Goal of the exercise:
With nothing left out, repeat every entry exactly.

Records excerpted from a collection
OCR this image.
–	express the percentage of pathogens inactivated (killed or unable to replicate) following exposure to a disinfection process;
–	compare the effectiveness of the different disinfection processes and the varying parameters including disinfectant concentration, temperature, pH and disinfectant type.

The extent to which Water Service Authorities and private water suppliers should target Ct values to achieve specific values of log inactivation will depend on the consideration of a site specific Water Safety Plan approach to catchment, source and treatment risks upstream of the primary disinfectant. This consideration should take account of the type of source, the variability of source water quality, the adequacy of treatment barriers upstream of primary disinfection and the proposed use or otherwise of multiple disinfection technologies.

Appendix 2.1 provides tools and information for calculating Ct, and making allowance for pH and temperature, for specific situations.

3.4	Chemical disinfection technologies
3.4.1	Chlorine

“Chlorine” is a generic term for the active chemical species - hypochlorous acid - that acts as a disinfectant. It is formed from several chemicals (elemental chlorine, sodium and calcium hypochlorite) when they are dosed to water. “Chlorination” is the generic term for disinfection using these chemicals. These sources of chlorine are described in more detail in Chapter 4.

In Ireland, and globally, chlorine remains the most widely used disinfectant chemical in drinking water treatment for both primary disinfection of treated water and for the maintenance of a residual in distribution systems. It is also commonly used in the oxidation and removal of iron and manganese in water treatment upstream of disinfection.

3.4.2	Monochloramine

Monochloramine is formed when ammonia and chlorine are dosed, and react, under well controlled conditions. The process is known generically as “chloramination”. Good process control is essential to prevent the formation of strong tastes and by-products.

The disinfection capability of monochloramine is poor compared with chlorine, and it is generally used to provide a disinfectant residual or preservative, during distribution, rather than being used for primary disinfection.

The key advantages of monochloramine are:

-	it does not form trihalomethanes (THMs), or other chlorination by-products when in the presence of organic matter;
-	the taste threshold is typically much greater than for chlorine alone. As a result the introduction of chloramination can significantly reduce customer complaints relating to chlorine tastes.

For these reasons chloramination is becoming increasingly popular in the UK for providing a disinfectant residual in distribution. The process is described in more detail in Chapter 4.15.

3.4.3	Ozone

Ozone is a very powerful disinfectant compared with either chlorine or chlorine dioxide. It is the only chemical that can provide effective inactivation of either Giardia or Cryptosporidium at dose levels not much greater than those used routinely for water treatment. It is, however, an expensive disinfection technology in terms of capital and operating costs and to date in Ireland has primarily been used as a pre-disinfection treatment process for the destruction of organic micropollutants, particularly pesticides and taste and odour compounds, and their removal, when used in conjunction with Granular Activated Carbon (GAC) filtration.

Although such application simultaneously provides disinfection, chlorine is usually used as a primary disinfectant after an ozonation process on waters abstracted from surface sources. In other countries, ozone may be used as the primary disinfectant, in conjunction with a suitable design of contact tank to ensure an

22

Response to the task:
OCR this image.
–	express the percentage of pathogens inactivated (killed or unable to replicate) following exposure to a disinfection process;
–	compare the effectiveness of the different disinfection processes and the varying parameters including disinfectant concentration, temperature, pH and disinfectant type.

The extent to which Water Service Authorities and private water suppliers should target Ct values to achieve specific values of log inactivation will depend on the consideration of a site specific Water Safety Plan approach to catchment, source and treatment risks upstream of the primary disinfectant. This consideration should take account of the type of source, the variability of source water quality, the adequacy of treatment barriers upstream of primary disinfection and the proposed use or otherwise of multiple disinfection technologies.

Appendix 2.1 provides tools and information for calculating Ct, and making allowance for pH and temperature, for specific situations.

3.4	Chemical disinfection technologies
3.4.1	Chlorine

“Chlorine” is a generic term for the active chemical species - hypochlorous acid - that acts as a disinfectant. It is formed from several chemicals (elemental chlorine, sodium and calcium hypochlorite) when they are dosed to water. “Chlorination” is the generic term for disinfection using these chemicals. These sources of chlorine are described in more detail in Chapter 4.

In Ireland, and globally, chlorine remains the most widely used disinfectant chemical in drinking water treatment for both primary disinfection of treated water and for the maintenance of a residual in distribution systems. It is also commonly used in the oxidation and removal of iron and manganese in water treatment upstream of disinfection.

3.4.2	Monochloramine

Monochloramine is formed when ammonia and chlorine are dosed, and react, under well controlled conditions. The process is known generically as “chloramination”. Good process control is essential to prevent the formation of strong tastes and by-products.

The disinfection capability of monochloramine is poor compared with chlorine, and it is generally used to provide a disinfectant residual or preservative, during distribution, rather than being used for primary disinfection.

The key advantages of monochloramine are:

-	it does not form trihalomethanes (THMs), or other chlorination by-products when in the presence of organic matter;
-	the taste threshold is typically much greater than for chlorine alone. As a result the introduction of chloramination can significantly reduce customer complaints relating to chlorine tastes.

For these reasons chloramination is becoming increasingly popular in the UK for providing a disinfectant residual in distribution. The process is described in more detail in Chapter 4.15.

3.4.3	Ozone

Ozone is a very powerful disinfectant compared with either chlorine or chlorine dioxide. It is the only chemical that can provide effective inactivation of either Giardia or Cryptosporidium at dose levels not much greater than those used routinely for water treatment. It is, however, an expensive disinfection technology in terms of capital and operating costs and to date in Ireland has primarily been used as a pre-disinfection treatment process for the destruction of organic micropollutants, particularly pesticides and taste and odour compounds, and their removal, when used in conjunction with Granular Activated Carbon (GAC) filtration.

Although such application simultaneously provides disinfection, chlorine is usually used as a primary disinfectant after an ozonation process on waters abstracted from surface sources. In other countries, ozone may be used as the primary disinfectant, in conjunction with a suitable design of contact tank to ensure an

22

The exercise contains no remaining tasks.